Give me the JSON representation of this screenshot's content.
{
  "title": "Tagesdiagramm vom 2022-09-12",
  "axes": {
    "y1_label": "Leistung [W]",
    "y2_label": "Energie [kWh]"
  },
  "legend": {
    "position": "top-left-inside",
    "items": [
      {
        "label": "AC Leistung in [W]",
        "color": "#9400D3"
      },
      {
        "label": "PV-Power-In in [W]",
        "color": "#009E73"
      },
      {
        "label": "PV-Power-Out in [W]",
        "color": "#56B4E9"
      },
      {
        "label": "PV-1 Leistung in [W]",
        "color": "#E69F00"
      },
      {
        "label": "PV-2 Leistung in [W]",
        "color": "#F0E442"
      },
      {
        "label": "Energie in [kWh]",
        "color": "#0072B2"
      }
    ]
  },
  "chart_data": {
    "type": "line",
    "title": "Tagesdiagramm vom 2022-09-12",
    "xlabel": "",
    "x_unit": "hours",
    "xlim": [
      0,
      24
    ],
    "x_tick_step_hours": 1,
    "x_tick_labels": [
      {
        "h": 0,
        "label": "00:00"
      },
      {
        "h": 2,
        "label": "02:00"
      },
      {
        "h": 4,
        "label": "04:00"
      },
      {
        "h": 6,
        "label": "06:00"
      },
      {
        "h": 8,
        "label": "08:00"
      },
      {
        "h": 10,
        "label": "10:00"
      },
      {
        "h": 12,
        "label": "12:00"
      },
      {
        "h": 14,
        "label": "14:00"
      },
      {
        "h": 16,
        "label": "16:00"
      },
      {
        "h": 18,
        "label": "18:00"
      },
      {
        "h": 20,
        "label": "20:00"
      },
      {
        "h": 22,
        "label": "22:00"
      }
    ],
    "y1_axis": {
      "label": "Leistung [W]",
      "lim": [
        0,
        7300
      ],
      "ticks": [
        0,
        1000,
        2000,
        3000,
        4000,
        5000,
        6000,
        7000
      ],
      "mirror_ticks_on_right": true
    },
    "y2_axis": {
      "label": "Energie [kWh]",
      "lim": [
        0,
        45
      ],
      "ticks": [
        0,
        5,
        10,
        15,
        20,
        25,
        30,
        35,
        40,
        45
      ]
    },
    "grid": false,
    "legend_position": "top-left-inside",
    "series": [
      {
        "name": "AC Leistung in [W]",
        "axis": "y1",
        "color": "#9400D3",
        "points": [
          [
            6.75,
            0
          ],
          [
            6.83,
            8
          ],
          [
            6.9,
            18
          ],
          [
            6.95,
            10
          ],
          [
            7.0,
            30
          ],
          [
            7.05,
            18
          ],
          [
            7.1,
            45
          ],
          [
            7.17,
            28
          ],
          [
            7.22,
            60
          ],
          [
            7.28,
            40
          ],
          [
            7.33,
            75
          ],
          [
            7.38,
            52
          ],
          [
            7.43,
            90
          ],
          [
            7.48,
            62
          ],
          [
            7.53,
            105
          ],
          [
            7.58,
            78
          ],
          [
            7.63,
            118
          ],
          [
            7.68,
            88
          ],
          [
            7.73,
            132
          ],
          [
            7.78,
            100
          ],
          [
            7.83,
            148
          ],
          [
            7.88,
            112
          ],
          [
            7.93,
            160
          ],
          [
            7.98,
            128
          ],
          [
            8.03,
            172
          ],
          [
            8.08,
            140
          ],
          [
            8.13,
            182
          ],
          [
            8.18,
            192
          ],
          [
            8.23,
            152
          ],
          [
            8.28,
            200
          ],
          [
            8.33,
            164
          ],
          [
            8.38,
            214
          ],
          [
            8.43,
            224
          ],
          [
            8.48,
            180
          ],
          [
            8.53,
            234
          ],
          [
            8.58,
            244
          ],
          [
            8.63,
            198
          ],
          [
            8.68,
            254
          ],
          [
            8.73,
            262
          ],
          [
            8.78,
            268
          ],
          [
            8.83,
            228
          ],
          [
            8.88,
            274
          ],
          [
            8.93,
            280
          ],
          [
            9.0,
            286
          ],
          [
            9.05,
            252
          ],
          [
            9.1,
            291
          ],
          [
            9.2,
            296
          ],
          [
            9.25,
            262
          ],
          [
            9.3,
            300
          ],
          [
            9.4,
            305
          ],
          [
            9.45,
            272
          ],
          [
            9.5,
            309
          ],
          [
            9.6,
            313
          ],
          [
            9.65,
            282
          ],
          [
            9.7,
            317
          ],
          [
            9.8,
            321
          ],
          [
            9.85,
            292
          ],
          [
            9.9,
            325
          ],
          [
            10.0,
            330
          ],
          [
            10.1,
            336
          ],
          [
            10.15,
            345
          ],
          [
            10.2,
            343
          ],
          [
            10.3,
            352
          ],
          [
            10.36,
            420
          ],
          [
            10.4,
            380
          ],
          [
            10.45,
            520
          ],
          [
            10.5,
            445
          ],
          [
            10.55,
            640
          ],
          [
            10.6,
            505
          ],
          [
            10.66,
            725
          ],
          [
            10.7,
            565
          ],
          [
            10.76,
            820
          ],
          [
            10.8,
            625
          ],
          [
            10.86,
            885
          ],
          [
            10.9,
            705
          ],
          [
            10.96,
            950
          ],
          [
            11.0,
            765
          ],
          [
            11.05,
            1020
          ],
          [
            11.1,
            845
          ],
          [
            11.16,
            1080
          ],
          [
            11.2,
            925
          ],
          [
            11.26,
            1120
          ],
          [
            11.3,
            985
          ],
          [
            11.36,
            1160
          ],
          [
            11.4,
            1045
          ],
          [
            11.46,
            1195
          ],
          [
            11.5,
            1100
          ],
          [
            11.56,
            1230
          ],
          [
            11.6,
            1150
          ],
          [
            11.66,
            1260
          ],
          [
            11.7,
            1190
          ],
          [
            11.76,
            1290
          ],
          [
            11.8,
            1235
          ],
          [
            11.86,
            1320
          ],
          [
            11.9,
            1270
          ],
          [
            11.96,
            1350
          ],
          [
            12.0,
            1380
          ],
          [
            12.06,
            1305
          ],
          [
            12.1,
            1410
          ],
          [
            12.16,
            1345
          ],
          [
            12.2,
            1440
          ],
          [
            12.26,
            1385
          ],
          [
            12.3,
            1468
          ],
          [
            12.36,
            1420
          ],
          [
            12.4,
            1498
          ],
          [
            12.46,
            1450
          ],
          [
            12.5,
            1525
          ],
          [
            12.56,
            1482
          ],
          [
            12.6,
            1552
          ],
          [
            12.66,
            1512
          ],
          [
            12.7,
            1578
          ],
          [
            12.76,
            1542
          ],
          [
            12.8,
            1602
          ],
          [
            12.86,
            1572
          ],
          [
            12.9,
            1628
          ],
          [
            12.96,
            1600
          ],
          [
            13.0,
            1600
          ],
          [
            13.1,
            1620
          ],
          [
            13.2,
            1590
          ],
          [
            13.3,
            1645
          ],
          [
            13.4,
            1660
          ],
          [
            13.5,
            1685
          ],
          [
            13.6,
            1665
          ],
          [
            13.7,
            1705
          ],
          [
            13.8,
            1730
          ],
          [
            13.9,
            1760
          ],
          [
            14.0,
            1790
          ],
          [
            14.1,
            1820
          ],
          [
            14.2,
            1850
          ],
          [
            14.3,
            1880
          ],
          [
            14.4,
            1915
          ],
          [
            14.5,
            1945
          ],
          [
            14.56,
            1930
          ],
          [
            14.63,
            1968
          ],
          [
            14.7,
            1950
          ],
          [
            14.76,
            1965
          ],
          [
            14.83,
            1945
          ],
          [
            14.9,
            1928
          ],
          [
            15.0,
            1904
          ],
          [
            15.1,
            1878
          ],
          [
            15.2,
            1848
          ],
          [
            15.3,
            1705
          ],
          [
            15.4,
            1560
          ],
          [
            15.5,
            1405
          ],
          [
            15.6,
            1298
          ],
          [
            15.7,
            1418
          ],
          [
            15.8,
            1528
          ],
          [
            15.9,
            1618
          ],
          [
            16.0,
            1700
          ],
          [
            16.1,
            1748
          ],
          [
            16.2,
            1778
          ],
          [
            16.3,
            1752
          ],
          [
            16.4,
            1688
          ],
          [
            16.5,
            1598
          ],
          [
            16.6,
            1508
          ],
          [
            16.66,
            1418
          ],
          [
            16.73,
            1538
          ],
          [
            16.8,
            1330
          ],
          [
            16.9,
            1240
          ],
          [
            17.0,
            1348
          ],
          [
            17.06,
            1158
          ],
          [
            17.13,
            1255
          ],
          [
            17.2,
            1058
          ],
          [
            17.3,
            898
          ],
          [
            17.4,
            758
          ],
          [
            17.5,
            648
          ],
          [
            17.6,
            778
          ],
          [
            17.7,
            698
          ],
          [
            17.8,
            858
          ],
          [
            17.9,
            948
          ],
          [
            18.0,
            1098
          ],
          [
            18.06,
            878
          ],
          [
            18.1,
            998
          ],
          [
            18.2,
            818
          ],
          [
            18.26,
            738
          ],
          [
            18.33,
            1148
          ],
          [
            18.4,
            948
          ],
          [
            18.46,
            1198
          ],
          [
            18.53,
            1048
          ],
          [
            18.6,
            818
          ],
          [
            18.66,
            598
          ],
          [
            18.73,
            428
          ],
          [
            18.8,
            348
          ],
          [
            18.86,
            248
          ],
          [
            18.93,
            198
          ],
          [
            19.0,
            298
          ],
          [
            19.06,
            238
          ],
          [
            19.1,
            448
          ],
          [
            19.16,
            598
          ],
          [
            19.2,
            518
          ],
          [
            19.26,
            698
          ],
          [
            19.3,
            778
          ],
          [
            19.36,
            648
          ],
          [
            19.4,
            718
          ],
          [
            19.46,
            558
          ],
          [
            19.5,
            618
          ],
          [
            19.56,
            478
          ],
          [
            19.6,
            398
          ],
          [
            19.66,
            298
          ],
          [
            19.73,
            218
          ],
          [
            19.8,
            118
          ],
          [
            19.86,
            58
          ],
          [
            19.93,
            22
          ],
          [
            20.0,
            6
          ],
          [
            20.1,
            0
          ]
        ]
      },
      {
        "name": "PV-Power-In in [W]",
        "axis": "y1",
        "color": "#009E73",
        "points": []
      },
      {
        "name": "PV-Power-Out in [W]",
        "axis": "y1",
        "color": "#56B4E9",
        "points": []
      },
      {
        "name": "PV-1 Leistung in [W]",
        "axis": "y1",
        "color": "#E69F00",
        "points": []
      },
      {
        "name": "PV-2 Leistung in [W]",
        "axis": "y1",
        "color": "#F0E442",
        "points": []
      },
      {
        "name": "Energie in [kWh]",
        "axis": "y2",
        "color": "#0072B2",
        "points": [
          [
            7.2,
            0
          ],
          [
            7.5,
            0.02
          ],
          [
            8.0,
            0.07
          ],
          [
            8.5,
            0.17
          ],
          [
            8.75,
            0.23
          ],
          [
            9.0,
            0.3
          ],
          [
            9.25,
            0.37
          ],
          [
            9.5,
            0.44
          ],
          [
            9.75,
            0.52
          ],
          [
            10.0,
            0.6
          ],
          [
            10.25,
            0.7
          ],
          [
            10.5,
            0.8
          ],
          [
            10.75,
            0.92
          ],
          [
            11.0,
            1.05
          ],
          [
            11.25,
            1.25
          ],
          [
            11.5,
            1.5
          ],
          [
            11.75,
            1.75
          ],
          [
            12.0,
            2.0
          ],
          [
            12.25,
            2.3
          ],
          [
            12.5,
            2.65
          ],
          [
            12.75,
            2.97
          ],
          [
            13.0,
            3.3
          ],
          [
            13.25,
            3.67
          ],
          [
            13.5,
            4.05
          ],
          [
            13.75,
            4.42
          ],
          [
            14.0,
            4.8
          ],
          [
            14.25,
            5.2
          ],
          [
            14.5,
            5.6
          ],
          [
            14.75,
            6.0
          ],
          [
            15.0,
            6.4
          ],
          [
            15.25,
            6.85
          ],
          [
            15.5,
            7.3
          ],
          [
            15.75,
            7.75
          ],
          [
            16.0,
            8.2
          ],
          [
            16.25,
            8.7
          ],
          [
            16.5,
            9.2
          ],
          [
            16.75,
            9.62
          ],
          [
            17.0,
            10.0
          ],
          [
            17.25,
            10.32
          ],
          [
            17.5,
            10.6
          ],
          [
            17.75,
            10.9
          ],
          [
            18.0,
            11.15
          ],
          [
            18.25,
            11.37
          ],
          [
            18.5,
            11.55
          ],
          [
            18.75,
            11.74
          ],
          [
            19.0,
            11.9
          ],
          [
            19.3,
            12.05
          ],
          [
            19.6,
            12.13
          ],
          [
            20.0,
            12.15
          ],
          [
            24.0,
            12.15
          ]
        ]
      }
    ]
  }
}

==========

**What this task involves:**
Work out the number of lines above that include the string "Tagesdiagramm" and write only that number.

**Exercise result:**
2